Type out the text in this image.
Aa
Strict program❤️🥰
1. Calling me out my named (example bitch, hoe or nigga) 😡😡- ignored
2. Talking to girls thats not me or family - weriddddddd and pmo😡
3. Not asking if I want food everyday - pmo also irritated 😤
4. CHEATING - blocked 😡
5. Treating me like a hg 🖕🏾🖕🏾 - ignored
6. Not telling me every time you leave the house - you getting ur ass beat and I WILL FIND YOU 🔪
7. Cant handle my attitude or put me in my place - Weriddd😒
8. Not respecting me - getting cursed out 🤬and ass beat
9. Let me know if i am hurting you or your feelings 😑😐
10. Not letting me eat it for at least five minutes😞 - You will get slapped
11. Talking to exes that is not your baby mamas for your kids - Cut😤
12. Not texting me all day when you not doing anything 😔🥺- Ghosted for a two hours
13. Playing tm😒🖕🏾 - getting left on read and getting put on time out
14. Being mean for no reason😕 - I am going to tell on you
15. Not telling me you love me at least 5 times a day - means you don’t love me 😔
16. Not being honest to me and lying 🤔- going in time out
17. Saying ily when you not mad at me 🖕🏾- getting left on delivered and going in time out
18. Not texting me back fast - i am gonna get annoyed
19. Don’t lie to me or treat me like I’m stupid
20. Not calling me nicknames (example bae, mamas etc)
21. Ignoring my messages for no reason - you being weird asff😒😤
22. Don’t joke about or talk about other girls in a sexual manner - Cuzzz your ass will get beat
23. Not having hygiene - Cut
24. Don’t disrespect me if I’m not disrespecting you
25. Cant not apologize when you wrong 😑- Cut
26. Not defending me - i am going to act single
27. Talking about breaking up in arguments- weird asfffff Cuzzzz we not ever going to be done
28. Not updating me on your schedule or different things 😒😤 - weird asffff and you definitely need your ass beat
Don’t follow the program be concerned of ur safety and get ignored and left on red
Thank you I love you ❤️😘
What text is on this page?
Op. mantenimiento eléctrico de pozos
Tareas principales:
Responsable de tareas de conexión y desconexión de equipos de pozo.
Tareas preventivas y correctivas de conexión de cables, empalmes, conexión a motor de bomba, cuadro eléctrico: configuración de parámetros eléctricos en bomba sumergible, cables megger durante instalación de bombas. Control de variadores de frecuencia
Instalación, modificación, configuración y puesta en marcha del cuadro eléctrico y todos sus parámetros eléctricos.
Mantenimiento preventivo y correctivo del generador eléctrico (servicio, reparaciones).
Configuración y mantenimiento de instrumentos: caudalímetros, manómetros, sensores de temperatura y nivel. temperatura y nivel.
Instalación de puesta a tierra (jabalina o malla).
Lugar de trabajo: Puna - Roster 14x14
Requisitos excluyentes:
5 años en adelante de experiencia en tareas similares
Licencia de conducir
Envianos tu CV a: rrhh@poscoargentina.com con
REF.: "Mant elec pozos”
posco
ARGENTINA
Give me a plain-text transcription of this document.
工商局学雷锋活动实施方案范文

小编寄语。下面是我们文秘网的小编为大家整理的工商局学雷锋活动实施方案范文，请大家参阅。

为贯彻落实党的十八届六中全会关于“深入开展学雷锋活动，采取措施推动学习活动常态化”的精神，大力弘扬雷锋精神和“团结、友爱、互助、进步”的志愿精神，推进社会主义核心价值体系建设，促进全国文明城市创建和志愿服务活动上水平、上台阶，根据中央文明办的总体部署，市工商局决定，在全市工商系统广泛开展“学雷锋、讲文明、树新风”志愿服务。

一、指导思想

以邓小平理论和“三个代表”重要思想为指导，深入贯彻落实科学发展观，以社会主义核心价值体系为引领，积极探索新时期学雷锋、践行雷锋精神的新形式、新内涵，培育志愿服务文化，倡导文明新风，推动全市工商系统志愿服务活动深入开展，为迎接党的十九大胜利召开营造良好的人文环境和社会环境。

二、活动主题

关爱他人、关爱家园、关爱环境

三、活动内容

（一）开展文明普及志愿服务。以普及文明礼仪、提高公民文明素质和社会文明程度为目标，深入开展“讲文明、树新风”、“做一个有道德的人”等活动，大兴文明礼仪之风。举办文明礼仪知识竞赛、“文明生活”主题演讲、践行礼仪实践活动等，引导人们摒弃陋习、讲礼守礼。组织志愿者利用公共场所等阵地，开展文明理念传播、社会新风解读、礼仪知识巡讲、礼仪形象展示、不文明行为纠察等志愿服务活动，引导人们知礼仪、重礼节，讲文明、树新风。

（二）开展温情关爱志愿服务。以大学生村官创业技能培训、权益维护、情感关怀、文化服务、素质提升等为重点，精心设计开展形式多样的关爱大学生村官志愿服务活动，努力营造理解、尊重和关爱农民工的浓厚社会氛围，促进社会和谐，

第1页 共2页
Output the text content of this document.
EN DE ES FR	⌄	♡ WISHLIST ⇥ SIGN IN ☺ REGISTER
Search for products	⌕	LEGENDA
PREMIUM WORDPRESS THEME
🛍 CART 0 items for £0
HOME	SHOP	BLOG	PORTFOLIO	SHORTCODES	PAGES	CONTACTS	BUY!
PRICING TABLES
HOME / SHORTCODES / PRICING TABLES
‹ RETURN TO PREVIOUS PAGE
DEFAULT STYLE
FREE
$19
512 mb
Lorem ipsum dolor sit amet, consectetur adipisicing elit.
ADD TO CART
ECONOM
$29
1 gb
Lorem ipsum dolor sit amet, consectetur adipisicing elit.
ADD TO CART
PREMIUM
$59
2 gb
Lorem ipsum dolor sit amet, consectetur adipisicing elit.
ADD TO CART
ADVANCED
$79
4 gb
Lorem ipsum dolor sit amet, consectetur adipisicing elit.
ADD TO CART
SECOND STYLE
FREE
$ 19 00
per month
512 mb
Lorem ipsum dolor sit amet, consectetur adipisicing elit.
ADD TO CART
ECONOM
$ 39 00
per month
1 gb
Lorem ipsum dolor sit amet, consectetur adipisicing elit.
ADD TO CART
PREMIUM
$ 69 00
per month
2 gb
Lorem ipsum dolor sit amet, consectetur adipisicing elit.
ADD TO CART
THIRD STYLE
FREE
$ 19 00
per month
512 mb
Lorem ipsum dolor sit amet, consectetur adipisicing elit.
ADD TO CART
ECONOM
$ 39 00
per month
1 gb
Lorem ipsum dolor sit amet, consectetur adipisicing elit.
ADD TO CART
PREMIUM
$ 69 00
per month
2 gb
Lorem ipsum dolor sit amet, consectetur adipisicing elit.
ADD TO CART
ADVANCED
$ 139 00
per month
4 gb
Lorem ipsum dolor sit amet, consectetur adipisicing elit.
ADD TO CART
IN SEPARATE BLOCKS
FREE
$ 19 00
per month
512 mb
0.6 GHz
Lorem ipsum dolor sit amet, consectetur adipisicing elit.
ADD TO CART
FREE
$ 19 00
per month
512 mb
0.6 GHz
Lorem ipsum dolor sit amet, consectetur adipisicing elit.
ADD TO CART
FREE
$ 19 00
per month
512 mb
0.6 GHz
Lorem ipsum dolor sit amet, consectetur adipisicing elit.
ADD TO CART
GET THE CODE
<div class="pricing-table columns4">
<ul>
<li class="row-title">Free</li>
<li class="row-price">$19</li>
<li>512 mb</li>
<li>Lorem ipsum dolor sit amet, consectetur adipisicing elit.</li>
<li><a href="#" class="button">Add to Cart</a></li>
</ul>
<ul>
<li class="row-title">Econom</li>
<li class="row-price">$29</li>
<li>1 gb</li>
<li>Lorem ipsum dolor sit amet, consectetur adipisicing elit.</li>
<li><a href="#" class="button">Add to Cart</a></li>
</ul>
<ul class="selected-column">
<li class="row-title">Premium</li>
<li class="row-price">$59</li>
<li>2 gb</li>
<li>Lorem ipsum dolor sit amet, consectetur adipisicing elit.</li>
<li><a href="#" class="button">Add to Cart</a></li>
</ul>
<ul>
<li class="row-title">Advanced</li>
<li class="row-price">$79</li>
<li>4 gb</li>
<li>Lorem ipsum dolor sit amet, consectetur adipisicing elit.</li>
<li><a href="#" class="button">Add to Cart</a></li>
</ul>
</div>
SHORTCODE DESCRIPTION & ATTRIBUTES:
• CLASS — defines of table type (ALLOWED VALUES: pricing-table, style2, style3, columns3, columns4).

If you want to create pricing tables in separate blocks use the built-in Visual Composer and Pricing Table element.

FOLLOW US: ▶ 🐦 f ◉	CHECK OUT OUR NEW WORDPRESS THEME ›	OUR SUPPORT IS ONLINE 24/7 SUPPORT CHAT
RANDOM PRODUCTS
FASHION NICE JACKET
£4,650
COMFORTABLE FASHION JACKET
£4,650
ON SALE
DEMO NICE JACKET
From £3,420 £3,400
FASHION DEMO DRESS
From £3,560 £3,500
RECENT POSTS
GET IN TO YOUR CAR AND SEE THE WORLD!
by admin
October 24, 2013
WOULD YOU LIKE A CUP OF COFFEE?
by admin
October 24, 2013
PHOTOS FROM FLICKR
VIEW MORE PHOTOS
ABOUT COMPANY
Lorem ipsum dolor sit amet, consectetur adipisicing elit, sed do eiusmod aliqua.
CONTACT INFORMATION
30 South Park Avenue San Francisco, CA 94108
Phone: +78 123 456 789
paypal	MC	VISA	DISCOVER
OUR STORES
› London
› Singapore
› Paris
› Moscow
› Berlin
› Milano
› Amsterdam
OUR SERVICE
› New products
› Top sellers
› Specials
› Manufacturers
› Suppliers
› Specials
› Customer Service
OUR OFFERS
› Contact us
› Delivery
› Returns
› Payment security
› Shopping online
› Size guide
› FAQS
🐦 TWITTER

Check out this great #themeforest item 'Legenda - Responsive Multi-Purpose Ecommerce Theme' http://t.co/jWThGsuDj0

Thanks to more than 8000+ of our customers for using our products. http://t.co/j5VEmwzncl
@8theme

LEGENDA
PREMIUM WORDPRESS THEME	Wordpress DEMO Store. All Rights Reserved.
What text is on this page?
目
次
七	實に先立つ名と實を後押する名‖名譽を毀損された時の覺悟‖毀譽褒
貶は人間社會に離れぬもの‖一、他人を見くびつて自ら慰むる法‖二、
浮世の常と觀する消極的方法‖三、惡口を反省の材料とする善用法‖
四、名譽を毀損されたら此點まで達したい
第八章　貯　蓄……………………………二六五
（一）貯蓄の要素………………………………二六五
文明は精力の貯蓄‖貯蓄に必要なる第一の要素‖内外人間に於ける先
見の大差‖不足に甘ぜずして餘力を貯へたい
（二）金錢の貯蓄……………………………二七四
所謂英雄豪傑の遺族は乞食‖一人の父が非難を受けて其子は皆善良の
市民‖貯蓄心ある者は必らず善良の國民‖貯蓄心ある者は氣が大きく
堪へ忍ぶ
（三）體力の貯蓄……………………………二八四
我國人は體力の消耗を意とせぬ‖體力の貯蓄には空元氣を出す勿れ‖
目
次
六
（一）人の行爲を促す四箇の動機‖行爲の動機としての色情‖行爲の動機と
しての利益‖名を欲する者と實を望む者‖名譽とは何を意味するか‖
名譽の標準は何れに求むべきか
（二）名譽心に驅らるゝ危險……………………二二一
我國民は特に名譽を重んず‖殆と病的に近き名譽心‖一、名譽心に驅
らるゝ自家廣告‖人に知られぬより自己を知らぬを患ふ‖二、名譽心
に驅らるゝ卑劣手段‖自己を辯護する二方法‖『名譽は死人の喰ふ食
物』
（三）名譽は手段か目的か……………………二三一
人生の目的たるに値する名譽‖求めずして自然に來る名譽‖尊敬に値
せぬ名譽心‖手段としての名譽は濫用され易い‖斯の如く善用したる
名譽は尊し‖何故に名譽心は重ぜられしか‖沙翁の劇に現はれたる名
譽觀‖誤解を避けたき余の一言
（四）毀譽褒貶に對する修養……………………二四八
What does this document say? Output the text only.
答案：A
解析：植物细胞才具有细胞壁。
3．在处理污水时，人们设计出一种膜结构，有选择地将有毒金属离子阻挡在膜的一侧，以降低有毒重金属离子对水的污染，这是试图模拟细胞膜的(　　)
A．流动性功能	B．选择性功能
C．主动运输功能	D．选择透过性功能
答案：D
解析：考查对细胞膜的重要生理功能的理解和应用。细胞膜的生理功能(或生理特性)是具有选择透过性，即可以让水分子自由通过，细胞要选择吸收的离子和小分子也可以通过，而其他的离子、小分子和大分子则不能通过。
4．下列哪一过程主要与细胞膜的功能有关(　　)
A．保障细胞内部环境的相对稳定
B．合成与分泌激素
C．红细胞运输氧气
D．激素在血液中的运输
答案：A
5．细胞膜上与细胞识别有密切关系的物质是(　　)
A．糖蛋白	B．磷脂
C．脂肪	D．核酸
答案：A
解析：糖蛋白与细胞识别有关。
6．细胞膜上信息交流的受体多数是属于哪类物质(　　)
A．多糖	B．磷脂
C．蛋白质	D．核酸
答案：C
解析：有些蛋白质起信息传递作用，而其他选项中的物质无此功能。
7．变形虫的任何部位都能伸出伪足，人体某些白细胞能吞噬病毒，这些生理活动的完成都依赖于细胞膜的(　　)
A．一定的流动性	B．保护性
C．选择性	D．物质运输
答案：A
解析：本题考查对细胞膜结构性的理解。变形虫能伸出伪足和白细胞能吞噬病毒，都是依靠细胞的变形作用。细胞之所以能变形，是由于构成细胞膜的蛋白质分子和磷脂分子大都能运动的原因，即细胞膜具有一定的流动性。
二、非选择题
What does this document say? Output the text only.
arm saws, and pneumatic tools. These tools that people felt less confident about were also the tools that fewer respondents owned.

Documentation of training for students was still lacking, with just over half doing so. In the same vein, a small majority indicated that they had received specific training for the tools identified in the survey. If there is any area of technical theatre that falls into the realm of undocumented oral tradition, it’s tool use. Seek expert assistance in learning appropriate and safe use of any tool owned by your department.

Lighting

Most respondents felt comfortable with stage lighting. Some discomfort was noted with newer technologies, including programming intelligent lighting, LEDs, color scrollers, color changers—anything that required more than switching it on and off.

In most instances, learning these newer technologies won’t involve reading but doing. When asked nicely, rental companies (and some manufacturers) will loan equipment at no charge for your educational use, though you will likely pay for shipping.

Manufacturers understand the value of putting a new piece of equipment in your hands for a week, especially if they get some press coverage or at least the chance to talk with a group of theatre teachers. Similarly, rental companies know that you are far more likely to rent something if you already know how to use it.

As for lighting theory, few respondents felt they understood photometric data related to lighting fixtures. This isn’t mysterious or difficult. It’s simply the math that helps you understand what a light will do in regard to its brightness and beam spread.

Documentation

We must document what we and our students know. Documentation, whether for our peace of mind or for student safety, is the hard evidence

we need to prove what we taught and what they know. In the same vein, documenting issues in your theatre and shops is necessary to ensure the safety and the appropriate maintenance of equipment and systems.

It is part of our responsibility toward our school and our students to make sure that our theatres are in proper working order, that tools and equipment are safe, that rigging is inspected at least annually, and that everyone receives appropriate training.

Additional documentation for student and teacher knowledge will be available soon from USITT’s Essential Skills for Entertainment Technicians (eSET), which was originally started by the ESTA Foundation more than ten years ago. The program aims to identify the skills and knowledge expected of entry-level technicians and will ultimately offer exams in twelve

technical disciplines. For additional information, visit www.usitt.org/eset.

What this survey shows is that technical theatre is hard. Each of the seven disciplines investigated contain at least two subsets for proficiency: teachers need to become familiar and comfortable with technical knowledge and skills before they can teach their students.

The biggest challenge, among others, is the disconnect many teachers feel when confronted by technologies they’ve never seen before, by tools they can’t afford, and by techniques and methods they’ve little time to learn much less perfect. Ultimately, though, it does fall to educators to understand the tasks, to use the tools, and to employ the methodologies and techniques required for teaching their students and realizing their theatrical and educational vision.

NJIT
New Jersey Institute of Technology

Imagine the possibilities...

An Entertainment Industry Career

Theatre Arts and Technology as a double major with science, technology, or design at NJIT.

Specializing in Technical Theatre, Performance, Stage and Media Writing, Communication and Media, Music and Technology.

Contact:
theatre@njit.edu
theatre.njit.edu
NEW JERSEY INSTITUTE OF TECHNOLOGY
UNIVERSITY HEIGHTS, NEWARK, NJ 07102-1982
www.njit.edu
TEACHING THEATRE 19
----------------
**Task to complete**
Extract every line of the records above that contains the word "teachers".

**Correct output**
Manufacturers understand the value of putting a new piece of equipment in your hands for a week, especially if they get some press coverage or at least the chance to talk with a group of theatre teachers. Similarly, rental companies know that you are far more likely to rent something if you already know how to use it.
What this survey shows is that technical theatre is hard. Each of the seven disciplines investigated contain at least two subsets for proficiency: teachers need to become familiar and comfortable with technical knowledge and skills before they can teach their students.
The biggest challenge, among others, is the disconnect many teachers feel when confronted by technologies they’ve never seen before, by tools they can’t afford, and by techniques and methods they’ve little time to learn much less perfect. Ultimately, though, it does fall to educators to understand the tasks, to use the tools, and to employ the methodologies and techniques required for teaching their students and realizing their theatrical and educational vision.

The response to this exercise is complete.